*Exercise*
Transcribe each of the records below exactly, excluding all pictures.
──────
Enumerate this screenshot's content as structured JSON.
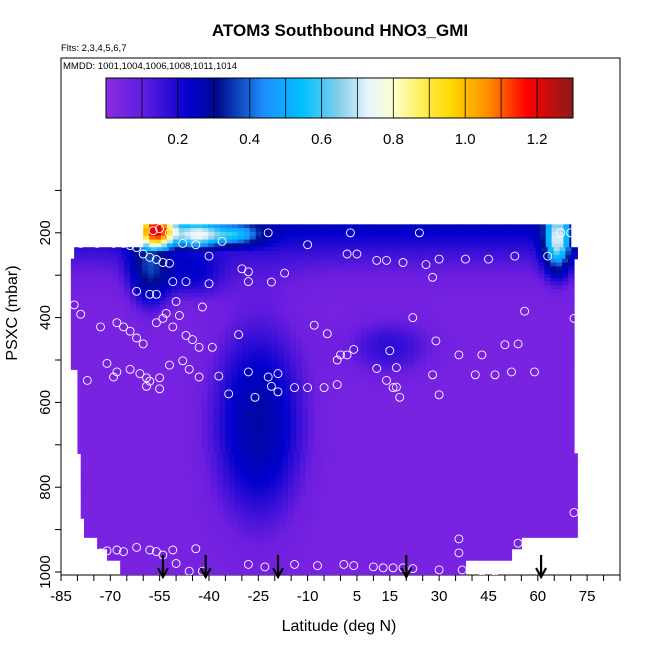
{
  "chart_data": {
    "type": "heatmap",
    "title": "ATOM3 Southbound HNO3_GMI",
    "flights_note": "Flts: 2,3,4,5,6,7",
    "dates_note": "MMDD: 1001,1004,1006,1008,1011,1014",
    "xlabel": "Latitude (deg N)",
    "ylabel": "PSXC (mbar)",
    "xlim": [
      -85,
      85
    ],
    "ylim": [
      1000,
      0
    ],
    "x_ticks": [
      -85,
      -70,
      -55,
      -40,
      -25,
      -10,
      5,
      15,
      30,
      45,
      60,
      75
    ],
    "y_ticks": [
      200,
      400,
      600,
      800,
      1000
    ],
    "colorbar": {
      "range": [
        0,
        1.3
      ],
      "ticks": [
        0.2,
        0.4,
        0.6,
        0.8,
        1.0,
        1.2
      ],
      "tick_labels": [
        "0.2",
        "0.4",
        "0.6",
        "0.8",
        "1.0",
        "1.2"
      ]
    },
    "field_extent": {
      "lat": [
        -82,
        72
      ],
      "pressure_top": 180,
      "pressure_bottom": 1000
    },
    "grid": false,
    "arrows_lat": [
      -54,
      -41,
      -19,
      20,
      61
    ],
    "observations": [
      [
        -57,
        195
      ],
      [
        -55,
        190
      ],
      [
        -52,
        200
      ],
      [
        -48,
        225
      ],
      [
        -44,
        228
      ],
      [
        -36,
        220
      ],
      [
        -22,
        200
      ],
      [
        3,
        200
      ],
      [
        24,
        200
      ],
      [
        67,
        200
      ],
      [
        70,
        200
      ],
      [
        -79,
        225
      ],
      [
        -74,
        225
      ],
      [
        -69,
        225
      ],
      [
        -66,
        225
      ],
      [
        -64,
        230
      ],
      [
        -62,
        235
      ],
      [
        -60,
        250
      ],
      [
        -58,
        258
      ],
      [
        -56,
        263
      ],
      [
        -54,
        270
      ],
      [
        -52,
        272
      ],
      [
        -40,
        255
      ],
      [
        -30,
        285
      ],
      [
        -28,
        292
      ],
      [
        -17,
        295
      ],
      [
        -10,
        228
      ],
      [
        2,
        250
      ],
      [
        5,
        250
      ],
      [
        11,
        265
      ],
      [
        14,
        265
      ],
      [
        19,
        270
      ],
      [
        26,
        275
      ],
      [
        30,
        262
      ],
      [
        38,
        262
      ],
      [
        45,
        262
      ],
      [
        53,
        255
      ],
      [
        63,
        255
      ],
      [
        -51,
        315
      ],
      [
        -47,
        315
      ],
      [
        -40,
        320
      ],
      [
        -28,
        315
      ],
      [
        -21,
        316
      ],
      [
        28,
        305
      ],
      [
        -56,
        345
      ],
      [
        -50,
        362
      ],
      [
        -42,
        375
      ],
      [
        -81,
        370
      ],
      [
        -62,
        338
      ],
      [
        -58,
        345
      ],
      [
        -53,
        390
      ],
      [
        -49,
        395
      ],
      [
        56,
        385
      ],
      [
        22,
        400
      ],
      [
        71,
        402
      ],
      [
        -79,
        392
      ],
      [
        -73,
        422
      ],
      [
        -68,
        412
      ],
      [
        -66,
        422
      ],
      [
        -64,
        432
      ],
      [
        -62,
        448
      ],
      [
        -60,
        462
      ],
      [
        -56,
        412
      ],
      [
        -54,
        402
      ],
      [
        -51,
        422
      ],
      [
        -47,
        442
      ],
      [
        -45,
        452
      ],
      [
        -43,
        470
      ],
      [
        -39,
        470
      ],
      [
        -31,
        440
      ],
      [
        -8,
        418
      ],
      [
        -4,
        438
      ],
      [
        0,
        488
      ],
      [
        2,
        488
      ],
      [
        4,
        475
      ],
      [
        -1,
        500
      ],
      [
        15,
        478
      ],
      [
        17,
        518
      ],
      [
        29,
        455
      ],
      [
        36,
        488
      ],
      [
        43,
        488
      ],
      [
        50,
        464
      ],
      [
        54,
        462
      ],
      [
        -71,
        508
      ],
      [
        -68,
        528
      ],
      [
        -64,
        522
      ],
      [
        -61,
        532
      ],
      [
        -59,
        542
      ],
      [
        -58,
        550
      ],
      [
        -55,
        542
      ],
      [
        -52,
        512
      ],
      [
        -48,
        502
      ],
      [
        -46,
        522
      ],
      [
        -43,
        540
      ],
      [
        -37,
        538
      ],
      [
        -28,
        528
      ],
      [
        -22,
        540
      ],
      [
        -21,
        562
      ],
      [
        -19,
        532
      ],
      [
        -14,
        565
      ],
      [
        -10,
        565
      ],
      [
        -5,
        565
      ],
      [
        -1,
        558
      ],
      [
        11,
        520
      ],
      [
        14,
        548
      ],
      [
        17,
        564
      ],
      [
        28,
        535
      ],
      [
        30,
        582
      ],
      [
        41,
        535
      ],
      [
        47,
        535
      ],
      [
        52,
        528
      ],
      [
        59,
        528
      ],
      [
        -77,
        548
      ],
      [
        -69,
        540
      ],
      [
        -59,
        562
      ],
      [
        -55,
        568
      ],
      [
        -34,
        580
      ],
      [
        -26,
        588
      ],
      [
        -19,
        575
      ],
      [
        16,
        565
      ],
      [
        18,
        588
      ],
      [
        -81,
        868
      ],
      [
        -62,
        942
      ],
      [
        -58,
        948
      ],
      [
        -56,
        952
      ],
      [
        -54,
        960
      ],
      [
        -51,
        948
      ],
      [
        -44,
        945
      ],
      [
        -68,
        948
      ],
      [
        -66,
        952
      ],
      [
        -71,
        950
      ],
      [
        -73,
        955
      ],
      [
        -50,
        980
      ],
      [
        -46,
        998
      ],
      [
        -42,
        998
      ],
      [
        -28,
        982
      ],
      [
        -23,
        988
      ],
      [
        -14,
        982
      ],
      [
        -7,
        985
      ],
      [
        1,
        982
      ],
      [
        4,
        985
      ],
      [
        10,
        988
      ],
      [
        13,
        990
      ],
      [
        16,
        990
      ],
      [
        19,
        990
      ],
      [
        22,
        992
      ],
      [
        30,
        995
      ],
      [
        37,
        995
      ],
      [
        43,
        998
      ],
      [
        47,
        998
      ],
      [
        36,
        922
      ],
      [
        36,
        955
      ],
      [
        71,
        860
      ],
      [
        54,
        932
      ]
    ]
  }
}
──────
*Final result*
Enumerate this screenshot's content as structured JSON.
{
  "chart_data": {
    "type": "heatmap",
    "title": "ATOM3 Southbound HNO3_GMI",
    "flights_note": "Flts: 2,3,4,5,6,7",
    "dates_note": "MMDD: 1001,1004,1006,1008,1011,1014",
    "xlabel": "Latitude (deg N)",
    "ylabel": "PSXC (mbar)",
    "xlim": [
      -85,
      85
    ],
    "ylim": [
      1000,
      0
    ],
    "x_ticks": [
      -85,
      -70,
      -55,
      -40,
      -25,
      -10,
      5,
      15,
      30,
      45,
      60,
      75
    ],
    "y_ticks": [
      200,
      400,
      600,
      800,
      1000
    ],
    "colorbar": {
      "range": [
        0,
        1.3
      ],
      "ticks": [
        0.2,
        0.4,
        0.6,
        0.8,
        1.0,
        1.2
      ],
      "tick_labels": [
        "0.2",
        "0.4",
        "0.6",
        "0.8",
        "1.0",
        "1.2"
      ]
    },
    "field_extent": {
      "lat": [
        -82,
        72
      ],
      "pressure_top": 180,
      "pressure_bottom": 1000
    },
    "grid": false,
    "arrows_lat": [
      -54,
      -41,
      -19,
      20,
      61
    ],
    "observations": [
      [
        -57,
        195
      ],
      [
        -55,
        190
      ],
      [
        -52,
        200
      ],
      [
        -48,
        225
      ],
      [
        -44,
        228
      ],
      [
        -36,
        220
      ],
      [
        -22,
        200
      ],
      [
        3,
        200
      ],
      [
        24,
        200
      ],
      [
        67,
        200
      ],
      [
        70,
        200
      ],
      [
        -79,
        225
      ],
      [
        -74,
        225
      ],
      [
        -69,
        225
      ],
      [
        -66,
        225
      ],
      [
        -64,
        230
      ],
      [
        -62,
        235
      ],
      [
        -60,
        250
      ],
      [
        -58,
        258
      ],
      [
        -56,
        263
      ],
      [
        -54,
        270
      ],
      [
        -52,
        272
      ],
      [
        -40,
        255
      ],
      [
        -30,
        285
      ],
      [
        -28,
        292
      ],
      [
        -17,
        295
      ],
      [
        -10,
        228
      ],
      [
        2,
        250
      ],
      [
        5,
        250
      ],
      [
        11,
        265
      ],
      [
        14,
        265
      ],
      [
        19,
        270
      ],
      [
        26,
        275
      ],
      [
        30,
        262
      ],
      [
        38,
        262
      ],
      [
        45,
        262
      ],
      [
        53,
        255
      ],
      [
        63,
        255
      ],
      [
        -51,
        315
      ],
      [
        -47,
        315
      ],
      [
        -40,
        320
      ],
      [
        -28,
        315
      ],
      [
        -21,
        316
      ],
      [
        28,
        305
      ],
      [
        -56,
        345
      ],
      [
        -50,
        362
      ],
      [
        -42,
        375
      ],
      [
        -81,
        370
      ],
      [
        -62,
        338
      ],
      [
        -58,
        345
      ],
      [
        -53,
        390
      ],
      [
        -49,
        395
      ],
      [
        56,
        385
      ],
      [
        22,
        400
      ],
      [
        71,
        402
      ],
      [
        -79,
        392
      ],
      [
        -73,
        422
      ],
      [
        -68,
        412
      ],
      [
        -66,
        422
      ],
      [
        -64,
        432
      ],
      [
        -62,
        448
      ],
      [
        -60,
        462
      ],
      [
        -56,
        412
      ],
      [
        -54,
        402
      ],
      [
        -51,
        422
      ],
      [
        -47,
        442
      ],
      [
        -45,
        452
      ],
      [
        -43,
        470
      ],
      [
        -39,
        470
      ],
      [
        -31,
        440
      ],
      [
        -8,
        418
      ],
      [
        -4,
        438
      ],
      [
        0,
        488
      ],
      [
        2,
        488
      ],
      [
        4,
        475
      ],
      [
        -1,
        500
      ],
      [
        15,
        478
      ],
      [
        17,
        518
      ],
      [
        29,
        455
      ],
      [
        36,
        488
      ],
      [
        43,
        488
      ],
      [
        50,
        464
      ],
      [
        54,
        462
      ],
      [
        -71,
        508
      ],
      [
        -68,
        528
      ],
      [
        -64,
        522
      ],
      [
        -61,
        532
      ],
      [
        -59,
        542
      ],
      [
        -58,
        550
      ],
      [
        -55,
        542
      ],
      [
        -52,
        512
      ],
      [
        -48,
        502
      ],
      [
        -46,
        522
      ],
      [
        -43,
        540
      ],
      [
        -37,
        538
      ],
      [
        -28,
        528
      ],
      [
        -22,
        540
      ],
      [
        -21,
        562
      ],
      [
        -19,
        532
      ],
      [
        -14,
        565
      ],
      [
        -10,
        565
      ],
      [
        -5,
        565
      ],
      [
        -1,
        558
      ],
      [
        11,
        520
      ],
      [
        14,
        548
      ],
      [
        17,
        564
      ],
      [
        28,
        535
      ],
      [
        30,
        582
      ],
      [
        41,
        535
      ],
      [
        47,
        535
      ],
      [
        52,
        528
      ],
      [
        59,
        528
      ],
      [
        -77,
        548
      ],
      [
        -69,
        540
      ],
      [
        -59,
        562
      ],
      [
        -55,
        568
      ],
      [
        -34,
        580
      ],
      [
        -26,
        588
      ],
      [
        -19,
        575
      ],
      [
        16,
        565
      ],
      [
        18,
        588
      ],
      [
        -81,
        868
      ],
      [
        -62,
        942
      ],
      [
        -58,
        948
      ],
      [
        -56,
        952
      ],
      [
        -54,
        960
      ],
      [
        -51,
        948
      ],
      [
        -44,
        945
      ],
      [
        -68,
        948
      ],
      [
        -66,
        952
      ],
      [
        -71,
        950
      ],
      [
        -73,
        955
      ],
      [
        -50,
        980
      ],
      [
        -46,
        998
      ],
      [
        -42,
        998
      ],
      [
        -28,
        982
      ],
      [
        -23,
        988
      ],
      [
        -14,
        982
      ],
      [
        -7,
        985
      ],
      [
        1,
        982
      ],
      [
        4,
        985
      ],
      [
        10,
        988
      ],
      [
        13,
        990
      ],
      [
        16,
        990
      ],
      [
        19,
        990
      ],
      [
        22,
        992
      ],
      [
        30,
        995
      ],
      [
        37,
        995
      ],
      [
        43,
        998
      ],
      [
        47,
        998
      ],
      [
        36,
        922
      ],
      [
        36,
        955
      ],
      [
        71,
        860
      ],
      [
        54,
        932
      ]
    ]
  }
}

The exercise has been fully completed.